• GIVEN INSTRUCTION:
Copy each line below that includes "불이익을".

(Records from a data collection)
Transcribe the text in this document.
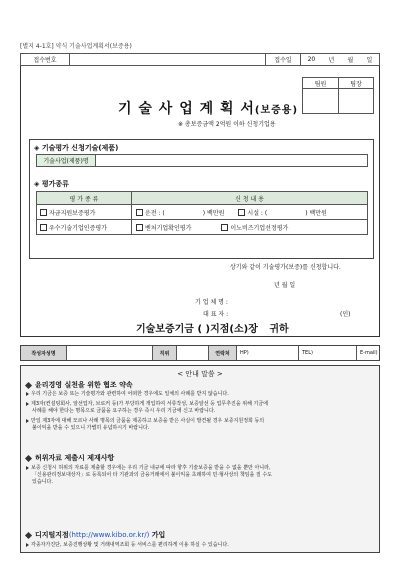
[별지 4-1호] 약식 기술사업계획서(보증용)
접수번호	접수일	20 년 월 일
팀원	팀장
기 술 사 업 계 획 서(보증용)
※ 총보증금액 2억원 이하 신청기업용
◈ 기술평가 신청기술(제품)
기술사업(제품)명
◈ 평가종류
평 가 종 류	신 청 내 용
자금지원보증평가	운전 : (	) 백만원	시설 : (	) 백만원
우수기술기업인증평가	벤처기업확인평가	이노비즈기업선정평가
상기와 같이 기술평가(보증)를 신청합니다.
년 월 일
기 업 체 명 :
대 표 자 :	(인)
기술보증기금 ( )지점(소)장 귀하
작성자성명	직위	연락처	HP)	TEL)	E-mail)
< 안내 말씀 >
윤리경영 실천을 위한 협조 약속
우리 기금은 보증 또는 기술평가와 관련하여 어떠한 경우에도 일체의 사례를 받지 않습니다.
제3자(컨설팅회사, 알선업자, 브로커 등)가 부당하게 개입하여 서류작성, 보증알선 등 업무추진을 위해 기금에
사례를 해야 한다는 명목으로 금품을 요구하는 경우 즉시 우리 기금에 신고 바랍니다.
만일 제3자에 대해 모르나 사례 명목의 금품을 제공하고 보증을 받은 사실이 발견될 경우 보증지원정희 등의
불이익을 받을 수 있으니 가볍히 유념하시기 바랍니다.
허위자료 제출시 제재사항
보증 신청시 허위의 자료를 제출할 경우에는 우리 기금 내규에 따라 향후 기술보증을 받을 수 없을 뿐만 아니라,
「신용관리정보대상자」로 등록되어 타 기관과의 금융거래에서 불이익을 초래하여 민·형사상의 책임을 질 수도
있습니다.
디지털지점(http://www.kibo.or.kr/) 가입
각종자가진단, 보증진행상황 및 거래내역조회 등 서비스를 편리하게 이용 하실 수 있습니다.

• THE OUTPUT:
불이익을 받을 수 있으니 가볍히 유념하시기 바랍니다.
「신용관리정보대상자」로 등록되어 타 기관과의 금융거래에서 불이익을 초래하여 민·형사상의 책임을 질 수도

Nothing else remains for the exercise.